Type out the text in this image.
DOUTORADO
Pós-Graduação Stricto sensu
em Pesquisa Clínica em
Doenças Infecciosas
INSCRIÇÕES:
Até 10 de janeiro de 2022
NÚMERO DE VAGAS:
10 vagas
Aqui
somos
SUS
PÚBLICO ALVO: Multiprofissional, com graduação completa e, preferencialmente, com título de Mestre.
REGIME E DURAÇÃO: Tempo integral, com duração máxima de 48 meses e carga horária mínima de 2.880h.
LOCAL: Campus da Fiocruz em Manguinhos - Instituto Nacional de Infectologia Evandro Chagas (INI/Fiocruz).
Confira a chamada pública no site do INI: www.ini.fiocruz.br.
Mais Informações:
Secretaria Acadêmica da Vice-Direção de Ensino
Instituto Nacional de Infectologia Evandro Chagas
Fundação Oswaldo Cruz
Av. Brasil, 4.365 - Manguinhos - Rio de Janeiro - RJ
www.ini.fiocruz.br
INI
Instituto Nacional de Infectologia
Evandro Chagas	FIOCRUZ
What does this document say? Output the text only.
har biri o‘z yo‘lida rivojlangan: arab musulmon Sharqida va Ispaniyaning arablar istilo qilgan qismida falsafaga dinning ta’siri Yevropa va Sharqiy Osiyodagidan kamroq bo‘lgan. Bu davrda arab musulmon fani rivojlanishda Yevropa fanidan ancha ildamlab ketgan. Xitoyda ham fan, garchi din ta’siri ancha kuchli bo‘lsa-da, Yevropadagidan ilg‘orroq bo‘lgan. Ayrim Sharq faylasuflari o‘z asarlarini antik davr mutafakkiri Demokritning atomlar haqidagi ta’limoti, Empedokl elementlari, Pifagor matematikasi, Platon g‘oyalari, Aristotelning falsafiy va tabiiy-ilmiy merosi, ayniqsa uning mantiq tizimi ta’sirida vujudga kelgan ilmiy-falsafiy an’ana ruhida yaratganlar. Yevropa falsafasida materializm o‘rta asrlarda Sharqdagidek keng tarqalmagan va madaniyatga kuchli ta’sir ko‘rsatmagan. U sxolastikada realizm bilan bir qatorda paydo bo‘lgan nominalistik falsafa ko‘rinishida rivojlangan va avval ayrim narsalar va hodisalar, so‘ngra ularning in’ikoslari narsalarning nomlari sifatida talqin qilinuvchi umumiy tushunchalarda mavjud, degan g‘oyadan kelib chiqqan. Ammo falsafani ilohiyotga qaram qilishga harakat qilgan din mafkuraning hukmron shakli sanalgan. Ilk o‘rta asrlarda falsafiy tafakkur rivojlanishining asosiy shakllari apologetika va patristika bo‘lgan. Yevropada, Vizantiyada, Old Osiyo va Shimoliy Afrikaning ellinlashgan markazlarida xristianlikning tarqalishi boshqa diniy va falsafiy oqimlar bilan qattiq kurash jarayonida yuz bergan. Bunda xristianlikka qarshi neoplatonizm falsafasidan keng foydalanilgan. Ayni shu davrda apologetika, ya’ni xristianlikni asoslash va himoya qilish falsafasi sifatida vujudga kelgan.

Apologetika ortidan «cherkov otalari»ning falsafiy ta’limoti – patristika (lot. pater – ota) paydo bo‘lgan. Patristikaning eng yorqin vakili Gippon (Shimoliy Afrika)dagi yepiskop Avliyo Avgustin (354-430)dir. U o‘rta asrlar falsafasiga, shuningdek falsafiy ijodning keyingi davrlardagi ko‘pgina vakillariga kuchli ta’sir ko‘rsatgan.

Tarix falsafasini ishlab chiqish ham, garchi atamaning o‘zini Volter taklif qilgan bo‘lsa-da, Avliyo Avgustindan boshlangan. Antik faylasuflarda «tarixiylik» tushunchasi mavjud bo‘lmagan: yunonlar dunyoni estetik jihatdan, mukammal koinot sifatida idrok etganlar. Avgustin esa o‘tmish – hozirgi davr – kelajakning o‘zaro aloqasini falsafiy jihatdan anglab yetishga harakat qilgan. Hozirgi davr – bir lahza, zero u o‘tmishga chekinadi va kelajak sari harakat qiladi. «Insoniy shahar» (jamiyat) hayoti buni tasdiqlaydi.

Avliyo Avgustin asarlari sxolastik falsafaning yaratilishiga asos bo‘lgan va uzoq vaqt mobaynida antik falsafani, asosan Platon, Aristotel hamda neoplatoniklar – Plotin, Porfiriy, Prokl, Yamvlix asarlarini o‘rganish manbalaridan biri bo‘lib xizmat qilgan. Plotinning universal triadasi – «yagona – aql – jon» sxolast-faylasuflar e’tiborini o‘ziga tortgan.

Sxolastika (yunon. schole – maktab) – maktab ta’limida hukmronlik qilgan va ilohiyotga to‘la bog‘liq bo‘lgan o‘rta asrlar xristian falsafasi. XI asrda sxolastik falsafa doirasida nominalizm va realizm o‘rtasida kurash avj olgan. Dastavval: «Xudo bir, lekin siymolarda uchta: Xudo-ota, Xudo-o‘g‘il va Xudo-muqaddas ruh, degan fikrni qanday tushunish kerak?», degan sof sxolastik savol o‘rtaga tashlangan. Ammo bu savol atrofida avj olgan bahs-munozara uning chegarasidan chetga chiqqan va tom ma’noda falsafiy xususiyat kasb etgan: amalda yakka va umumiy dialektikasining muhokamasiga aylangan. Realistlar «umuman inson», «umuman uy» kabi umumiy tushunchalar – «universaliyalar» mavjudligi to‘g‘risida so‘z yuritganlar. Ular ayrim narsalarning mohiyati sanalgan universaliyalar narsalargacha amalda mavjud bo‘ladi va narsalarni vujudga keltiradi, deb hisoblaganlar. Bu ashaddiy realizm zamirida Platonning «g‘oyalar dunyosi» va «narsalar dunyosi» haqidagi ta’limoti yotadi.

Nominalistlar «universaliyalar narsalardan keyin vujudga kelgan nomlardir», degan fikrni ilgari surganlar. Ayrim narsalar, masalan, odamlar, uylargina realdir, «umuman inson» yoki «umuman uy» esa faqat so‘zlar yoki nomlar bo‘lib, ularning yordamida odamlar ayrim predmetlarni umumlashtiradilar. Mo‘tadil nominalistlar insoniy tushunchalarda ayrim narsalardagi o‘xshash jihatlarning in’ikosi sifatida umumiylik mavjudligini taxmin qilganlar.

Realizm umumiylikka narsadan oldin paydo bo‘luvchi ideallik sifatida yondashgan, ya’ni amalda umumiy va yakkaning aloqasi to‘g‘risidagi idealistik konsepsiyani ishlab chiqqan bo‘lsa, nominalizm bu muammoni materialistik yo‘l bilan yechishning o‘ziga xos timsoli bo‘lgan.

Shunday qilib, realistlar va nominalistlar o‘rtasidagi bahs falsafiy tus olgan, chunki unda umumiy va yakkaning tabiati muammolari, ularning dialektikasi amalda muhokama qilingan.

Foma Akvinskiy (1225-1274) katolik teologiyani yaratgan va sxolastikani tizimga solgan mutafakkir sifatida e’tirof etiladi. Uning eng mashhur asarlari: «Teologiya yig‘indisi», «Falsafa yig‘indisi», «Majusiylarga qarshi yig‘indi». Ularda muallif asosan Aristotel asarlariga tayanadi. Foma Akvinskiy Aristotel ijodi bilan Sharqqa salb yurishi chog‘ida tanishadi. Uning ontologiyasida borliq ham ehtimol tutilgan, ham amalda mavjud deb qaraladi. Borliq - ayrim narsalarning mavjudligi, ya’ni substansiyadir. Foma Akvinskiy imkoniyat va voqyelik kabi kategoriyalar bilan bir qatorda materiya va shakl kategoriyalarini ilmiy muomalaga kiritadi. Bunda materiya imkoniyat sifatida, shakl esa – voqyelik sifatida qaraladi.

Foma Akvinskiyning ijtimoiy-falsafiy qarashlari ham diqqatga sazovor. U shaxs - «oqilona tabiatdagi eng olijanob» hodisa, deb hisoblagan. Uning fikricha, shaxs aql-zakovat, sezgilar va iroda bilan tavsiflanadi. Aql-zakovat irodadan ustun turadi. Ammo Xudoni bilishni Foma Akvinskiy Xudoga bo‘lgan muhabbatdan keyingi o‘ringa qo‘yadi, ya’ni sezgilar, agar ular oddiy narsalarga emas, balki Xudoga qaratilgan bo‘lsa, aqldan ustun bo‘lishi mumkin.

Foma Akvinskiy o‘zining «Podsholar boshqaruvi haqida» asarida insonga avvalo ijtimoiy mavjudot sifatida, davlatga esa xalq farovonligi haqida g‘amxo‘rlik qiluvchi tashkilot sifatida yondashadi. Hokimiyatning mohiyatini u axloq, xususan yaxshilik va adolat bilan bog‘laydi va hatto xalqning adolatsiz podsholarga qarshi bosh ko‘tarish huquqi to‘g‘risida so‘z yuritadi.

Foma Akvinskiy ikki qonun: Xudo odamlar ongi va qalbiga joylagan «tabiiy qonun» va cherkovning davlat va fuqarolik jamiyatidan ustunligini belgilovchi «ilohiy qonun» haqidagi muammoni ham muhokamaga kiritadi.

= Task objective =
Looking at the records above, work out how many lines include the string "Infectologia". Give the number and nothing else.

= Output of the exercise =
3